INPUT MATERIAL —
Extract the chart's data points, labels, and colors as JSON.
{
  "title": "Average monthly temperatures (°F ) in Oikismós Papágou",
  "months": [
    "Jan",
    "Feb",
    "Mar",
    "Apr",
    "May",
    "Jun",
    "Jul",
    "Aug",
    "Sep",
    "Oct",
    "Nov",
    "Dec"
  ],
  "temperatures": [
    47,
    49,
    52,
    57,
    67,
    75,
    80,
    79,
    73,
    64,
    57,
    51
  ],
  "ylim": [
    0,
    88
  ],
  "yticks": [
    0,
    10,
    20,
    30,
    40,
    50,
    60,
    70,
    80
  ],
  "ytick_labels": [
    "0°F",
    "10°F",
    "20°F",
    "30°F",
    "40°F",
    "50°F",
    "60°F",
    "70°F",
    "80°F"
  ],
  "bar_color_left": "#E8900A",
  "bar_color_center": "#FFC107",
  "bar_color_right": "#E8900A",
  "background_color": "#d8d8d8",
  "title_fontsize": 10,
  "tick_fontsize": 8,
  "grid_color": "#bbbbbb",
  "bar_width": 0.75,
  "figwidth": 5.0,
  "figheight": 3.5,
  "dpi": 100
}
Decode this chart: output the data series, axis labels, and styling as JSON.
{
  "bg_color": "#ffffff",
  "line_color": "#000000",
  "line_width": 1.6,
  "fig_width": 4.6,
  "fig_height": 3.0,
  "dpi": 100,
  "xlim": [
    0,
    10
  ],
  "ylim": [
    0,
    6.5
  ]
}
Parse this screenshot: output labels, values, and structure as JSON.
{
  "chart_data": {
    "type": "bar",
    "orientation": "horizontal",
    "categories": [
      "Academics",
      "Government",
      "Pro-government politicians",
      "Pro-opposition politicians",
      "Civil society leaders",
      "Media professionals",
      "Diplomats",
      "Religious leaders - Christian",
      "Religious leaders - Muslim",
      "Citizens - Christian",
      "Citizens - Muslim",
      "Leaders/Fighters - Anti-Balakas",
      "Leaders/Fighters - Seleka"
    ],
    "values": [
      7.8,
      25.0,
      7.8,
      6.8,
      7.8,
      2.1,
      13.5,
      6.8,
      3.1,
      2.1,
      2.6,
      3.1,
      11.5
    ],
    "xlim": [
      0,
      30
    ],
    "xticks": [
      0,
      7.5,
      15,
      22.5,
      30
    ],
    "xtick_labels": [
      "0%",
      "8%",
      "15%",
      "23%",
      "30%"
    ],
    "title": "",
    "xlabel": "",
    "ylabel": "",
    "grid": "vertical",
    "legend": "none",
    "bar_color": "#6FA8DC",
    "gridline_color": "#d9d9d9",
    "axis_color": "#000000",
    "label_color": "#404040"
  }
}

THE REQUEST — The data above must be returned in full, exactly as written.

EXERCISE ANSWER —
Extract the chart's data points, labels, and colors as JSON.
{
  "title": "Average monthly temperatures (°F ) in Oikismós Papágou",
  "months": [
    "Jan",
    "Feb",
    "Mar",
    "Apr",
    "May",
    "Jun",
    "Jul",
    "Aug",
    "Sep",
    "Oct",
    "Nov",
    "Dec"
  ],
  "temperatures": [
    47,
    49,
    52,
    57,
    67,
    75,
    80,
    79,
    73,
    64,
    57,
    51
  ],
  "ylim": [
    0,
    88
  ],
  "yticks": [
    0,
    10,
    20,
    30,
    40,
    50,
    60,
    70,
    80
  ],
  "ytick_labels": [
    "0°F",
    "10°F",
    "20°F",
    "30°F",
    "40°F",
    "50°F",
    "60°F",
    "70°F",
    "80°F"
  ],
  "bar_color_left": "#E8900A",
  "bar_color_center": "#FFC107",
  "bar_color_right": "#E8900A",
  "background_color": "#d8d8d8",
  "title_fontsize": 10,
  "tick_fontsize": 8,
  "grid_color": "#bbbbbb",
  "bar_width": 0.75,
  "figwidth": 5.0,
  "figheight": 3.5,
  "dpi": 100
}
Decode this chart: output the data series, axis labels, and styling as JSON.
{
  "bg_color": "#ffffff",
  "line_color": "#000000",
  "line_width": 1.6,
  "fig_width": 4.6,
  "fig_height": 3.0,
  "dpi": 100,
  "xlim": [
    0,
    10
  ],
  "ylim": [
    0,
    6.5
  ]
}
Parse this screenshot: output labels, values, and structure as JSON.
{
  "chart_data": {
    "type": "bar",
    "orientation": "horizontal",
    "categories": [
      "Academics",
      "Government",
      "Pro-government politicians",
      "Pro-opposition politicians",
      "Civil society leaders",
      "Media professionals",
      "Diplomats",
      "Religious leaders - Christian",
      "Religious leaders - Muslim",
      "Citizens - Christian",
      "Citizens - Muslim",
      "Leaders/Fighters - Anti-Balakas",
      "Leaders/Fighters - Seleka"
    ],
    "values": [
      7.8,
      25.0,
      7.8,
      6.8,
      7.8,
      2.1,
      13.5,
      6.8,
      3.1,
      2.1,
      2.6,
      3.1,
      11.5
    ],
    "xlim": [
      0,
      30
    ],
    "xticks": [
      0,
      7.5,
      15,
      22.5,
      30
    ],
    "xtick_labels": [
      "0%",
      "8%",
      "15%",
      "23%",
      "30%"
    ],
    "title": "",
    "xlabel": "",
    "ylabel": "",
    "grid": "vertical",
    "legend": "none",
    "bar_color": "#6FA8DC",
    "gridline_color": "#d9d9d9",
    "axis_color": "#000000",
    "label_color": "#404040"
  }
}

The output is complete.